**Aim of the exercise**
Return every line of the listing below that contains the string "Kalki", treating matches as case-sensitive.

(Records from a collection)
···
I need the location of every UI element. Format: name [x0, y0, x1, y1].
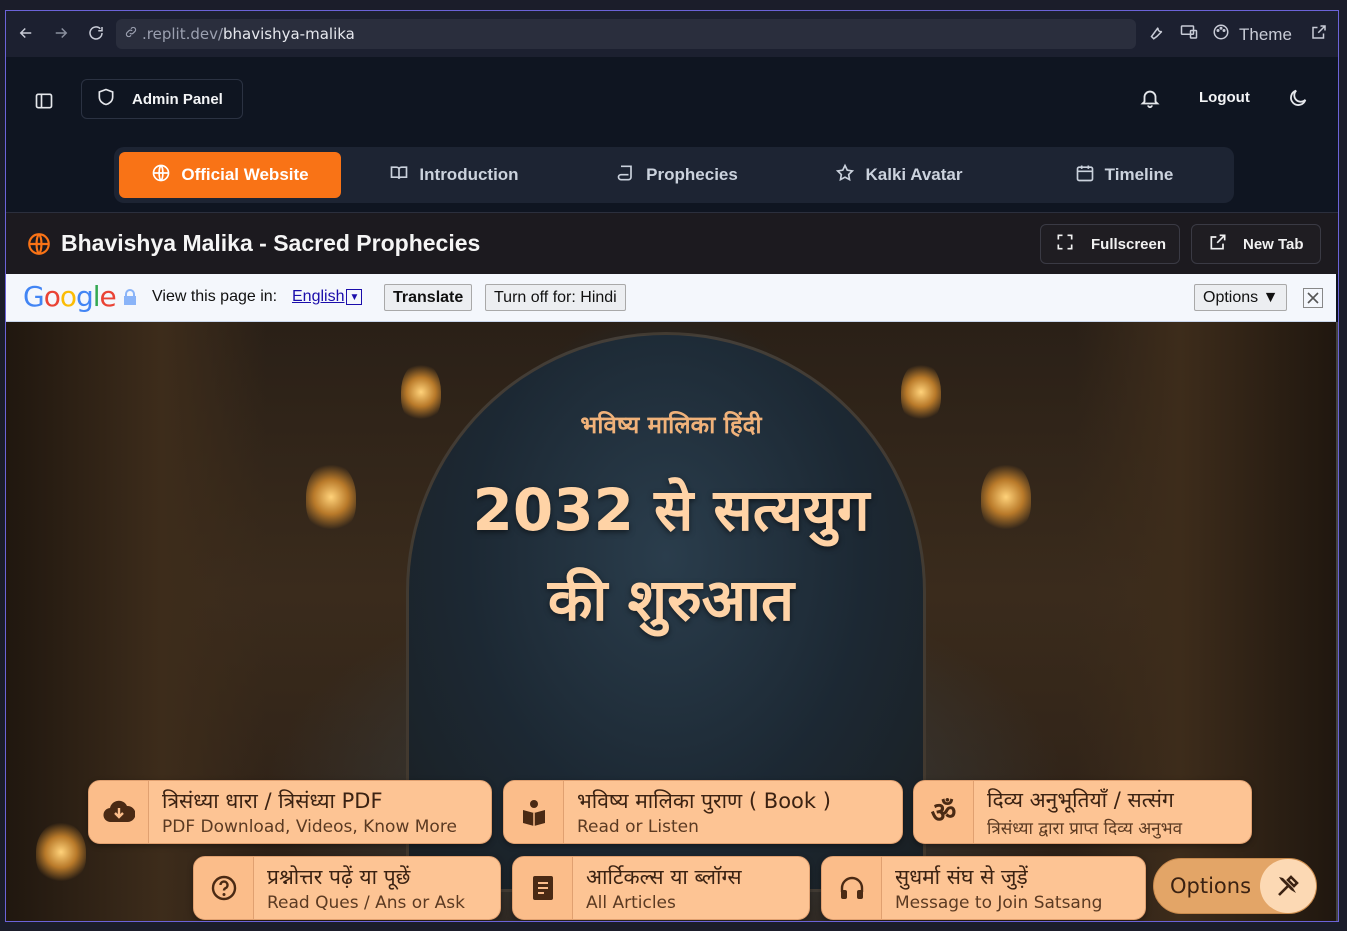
sidebar-toggle-icon[interactable]	[30, 87, 58, 115]
scroll-icon	[616, 163, 636, 188]
card-title: आर्टिकल्स या ब्लॉग्स	[586, 865, 742, 889]
tab-label: Official Website	[181, 165, 309, 184]
hero-section: भविष्य मालिका हिंदी 2032 से सत्ययुग की श…	[6, 322, 1336, 921]
tab-introduction[interactable]: Introduction	[364, 152, 544, 198]
hero-title-line2: की शुरुआत	[547, 566, 795, 634]
fullscreen-icon	[1055, 232, 1075, 256]
main-tabs: Official Website Introduction Prophecies…	[114, 147, 1234, 203]
card-title: दिव्य अनुभूतियाँ / सत्संग	[987, 787, 1174, 812]
external-link-icon[interactable]	[1310, 23, 1328, 46]
theme-button[interactable]: Theme	[1212, 23, 1292, 46]
cloud-download-icon	[89, 781, 149, 843]
globe-icon	[26, 231, 52, 262]
card-title: त्रिसंध्या धारा / त्रिसंध्या PDF	[162, 789, 383, 813]
turn-off-button[interactable]: Turn off for: Hindi	[485, 284, 626, 311]
palette-icon	[1212, 23, 1230, 46]
back-arrow-icon[interactable]	[15, 22, 37, 44]
card-trisandhya[interactable]: त्रिसंध्या धारा / त्रिसंध्या PDF PDF Dow…	[88, 780, 492, 844]
card-join-satsang[interactable]: सुधर्मा संघ से जुड़ें Message to Join Sa…	[821, 856, 1146, 920]
dropdown-arrow-icon: ▼	[346, 289, 363, 305]
card-subtitle: PDF Download, Videos, Know More	[162, 817, 457, 837]
card-questions[interactable]: प्रश्नोत्तर पढ़ें या पूछें Read Ques / A…	[193, 856, 501, 920]
calendar-icon	[1075, 163, 1095, 188]
language-label: English	[292, 288, 345, 305]
card-articles[interactable]: आर्टिकल्स या ब्लॉग्स All Articles	[512, 856, 810, 920]
hero-title-line1: 2032 से सत्ययुग	[472, 476, 870, 544]
wrench-icon[interactable]	[1147, 23, 1165, 46]
devices-icon[interactable]	[1180, 23, 1198, 46]
card-subtitle: Read Ques / Ans or Ask	[267, 893, 465, 913]
card-purana-book[interactable]: भविष्य मालिका पुराण ( Book ) Read or Lis…	[503, 780, 903, 844]
page-title: Bhavishya Malika - Sacred Prophecies	[61, 230, 481, 256]
hero-subtitle: भविष्य मालिका हिंदी	[580, 411, 762, 439]
tab-kalki-avatar[interactable]: Kalki Avatar	[814, 152, 984, 198]
language-select[interactable]: English ▼	[292, 288, 363, 306]
card-subtitle: Message to Join Satsang	[895, 893, 1103, 913]
link-icon	[124, 25, 138, 43]
close-icon[interactable]	[1303, 288, 1323, 308]
url-bar[interactable]: .replit.dev/bhavishya-malika	[116, 19, 1136, 49]
options-button[interactable]: Options	[1153, 858, 1317, 914]
google-translate-bar: Google View this page in: English ▼ Tran…	[6, 274, 1336, 322]
star-icon	[835, 163, 855, 188]
headphones-icon	[822, 857, 882, 919]
card-divya-anubhutiyan[interactable]: ॐ दिव्य अनुभूतियाँ / सत्संग त्रिसंध्या द…	[913, 780, 1252, 844]
new-tab-label: New Tab	[1243, 235, 1304, 253]
translate-prompt: View this page in:	[152, 288, 278, 305]
scrollbar[interactable]	[1336, 322, 1338, 921]
theme-label: Theme	[1239, 24, 1292, 44]
new-tab-button[interactable]: New Tab	[1191, 224, 1321, 264]
reload-icon[interactable]	[85, 22, 107, 44]
globe-icon	[151, 163, 171, 188]
tab-label: Timeline	[1104, 165, 1174, 184]
translate-button[interactable]: Translate	[384, 284, 473, 311]
tab-timeline[interactable]: Timeline	[1054, 152, 1194, 198]
tab-official-website[interactable]: Official Website	[119, 152, 341, 198]
forward-arrow-icon[interactable]	[50, 22, 72, 44]
tab-prophecies[interactable]: Prophecies	[592, 152, 762, 198]
question-icon	[194, 857, 254, 919]
options-label: Options	[1170, 874, 1252, 898]
url-prefix: .replit.dev/	[142, 25, 224, 43]
moon-icon[interactable]	[1287, 87, 1309, 114]
browser-window: .replit.dev/bhavishya-malika Theme Admin…	[5, 10, 1339, 922]
card-title: सुधर्मा संघ से जुड़ें	[895, 865, 1028, 889]
shield-icon	[96, 87, 116, 111]
lock-icon	[123, 289, 137, 310]
card-title: प्रश्नोत्तर पढ़ें या पूछें	[267, 865, 411, 889]
admin-panel-button[interactable]: Admin Panel	[81, 79, 243, 119]
admin-panel-label: Admin Panel	[132, 90, 223, 108]
external-link-icon	[1208, 232, 1228, 256]
book-reader-icon	[504, 781, 564, 843]
om-icon: ॐ	[914, 781, 974, 843]
browser-toolbar: .replit.dev/bhavishya-malika Theme	[6, 11, 1338, 57]
fullscreen-button[interactable]: Fullscreen	[1040, 224, 1180, 264]
logout-button[interactable]: Logout	[1199, 89, 1250, 106]
card-title: भविष्य मालिका पुराण ( Book )	[577, 789, 831, 813]
section-header: Bhavishya Malika - Sacred Prophecies Ful…	[6, 212, 1338, 274]
book-open-icon	[389, 163, 409, 188]
tab-label: Kalki Avatar	[865, 165, 963, 184]
card-subtitle: All Articles	[586, 893, 676, 913]
translate-options-button[interactable]: Options ▼	[1194, 284, 1288, 311]
app-header: Admin Panel Logout Official Website Intr…	[6, 57, 1338, 212]
bell-icon[interactable]	[1139, 87, 1161, 114]
fullscreen-label: Fullscreen	[1091, 235, 1167, 253]
url-path: bhavishya-malika	[223, 25, 355, 43]
tab-label: Prophecies	[646, 165, 738, 184]
article-book-icon	[513, 857, 573, 919]
candle-decoration	[36, 822, 86, 882]
tab-label: Introduction	[419, 165, 519, 184]
card-subtitle: Read or Listen	[577, 817, 699, 837]
tools-icon	[1260, 859, 1316, 913]
google-logo: Google	[23, 280, 117, 313]
card-subtitle: त्रिसंध्या द्वारा प्राप्त दिव्य अनुभव	[987, 818, 1183, 839]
···
**Answer**
tab-kalki-avatar[interactable]: Kalki Avatar	[814, 152, 984, 198]
tab-label: Kalki Avatar	[865, 165, 963, 184]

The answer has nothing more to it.